▸ **PROMPT 1**:
In the passage about Ichiro's baseball career, which player wore number 51 for the team before him?
▸ **PROMPT 2**:
Continue the passage about Ichiro's baseball career, starting right after its final sentence.

He had no preference with the number so he was given the number 51. The previous user of this number for the team was the pitching star, Randy Johnson. This fact made Ichiro hesitate to take the number because it meant something to the franchise but instead of shying away from it, he accepted the number and even called up the former pitching star to promise that he would not bring shame to his number’s reputation. He fulfilled this promise by setting a rookie record of 242 hits which, at the time, was the most by any MLB player in the year of 1930. He had a batting average of .350 and stole 56 bases that same year and this made Ichiro the first player to lead both categories since the great Jackie Robinson in the year of 1949. He also became the first rookie to join the All-Star game and he won the American League MVP award along with the Rookie of the Year award.
Hitting at least 200 pitches was a rare thing to see in the MLB but Ichiro was able to successfully get at least 200 hits in his first 10 seasons in the MLB with 2004 being the best as he recorded of 262 hits, making him recognized as the single-season record holder of this title in both Japan and the United States. In 2010, he also won his 10th consecutive Rawlings Gold Glove Award as he tied with other great players like Ken Griffey Jr, Al Kaline, and Andruw Jones.

[Data entries]

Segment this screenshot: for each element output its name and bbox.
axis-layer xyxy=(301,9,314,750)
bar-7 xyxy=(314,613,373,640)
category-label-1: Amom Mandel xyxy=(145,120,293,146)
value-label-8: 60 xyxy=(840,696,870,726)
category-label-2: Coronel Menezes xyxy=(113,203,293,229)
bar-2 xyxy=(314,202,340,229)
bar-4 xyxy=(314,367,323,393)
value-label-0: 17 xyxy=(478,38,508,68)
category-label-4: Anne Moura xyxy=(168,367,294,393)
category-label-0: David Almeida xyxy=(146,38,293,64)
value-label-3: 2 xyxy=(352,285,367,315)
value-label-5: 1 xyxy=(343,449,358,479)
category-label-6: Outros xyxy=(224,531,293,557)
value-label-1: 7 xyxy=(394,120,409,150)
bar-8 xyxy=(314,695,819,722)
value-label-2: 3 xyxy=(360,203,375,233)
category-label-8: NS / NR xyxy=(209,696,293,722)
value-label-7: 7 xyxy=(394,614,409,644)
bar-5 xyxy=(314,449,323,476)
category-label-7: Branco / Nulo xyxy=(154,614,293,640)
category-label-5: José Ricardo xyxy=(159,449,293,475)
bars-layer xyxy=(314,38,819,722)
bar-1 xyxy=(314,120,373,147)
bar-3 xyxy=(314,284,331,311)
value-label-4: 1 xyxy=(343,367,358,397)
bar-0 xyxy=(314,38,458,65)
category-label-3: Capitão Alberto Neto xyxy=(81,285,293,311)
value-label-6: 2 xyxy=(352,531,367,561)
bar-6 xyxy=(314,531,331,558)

▸ **TASK ANSWER 1**:
Randy Johnson, the pitching star.

▸ **TASK ANSWER 2**:
Throughout his long and successful career that is still on-going up to this day, he has played for the organizations of the Seattle Mariners (2001-2012), the New York Yankees (2012-2014), and the Miami Marlins (2015-2017). In 2018, he made his return to the Seattle Mariners and he seems to plan to stay there until the end of his career because he has already accepted a position in their front office as a special assistant while still being a player for the organization. As of his present stats, he has already accumulated over 4000 hits in his career and this entitled him to join the likes of Ty Cobb, and a couple of others who accomplished this amazing feat. His aging body makes some fans worry about the fact that his retirement might be coming up and Ichiro has expressed that he is aware of that. It isn’t going to be anytime soon though as he also expressed that he would have to reach the point wherein he would need a crane to walk before he would consider retiring.
Stories like Ichiro Suzuki don’t happen all the time and considering how inspiring his life has turned out to be, there is no doubt that he will be forever recognized and immortalized in the world of baseball. Ichiro was a regular player if you use the basis of what excelled players’ features are in the MLB and that is what makes learning about his story not only inspiring to athletes but everyone because his story is one that is all about hard work and dedication to your passion and craft. He shows the world that anybody can be special even if they are ordinary. You just need to find a way to make what you have work for you in this life and go from there.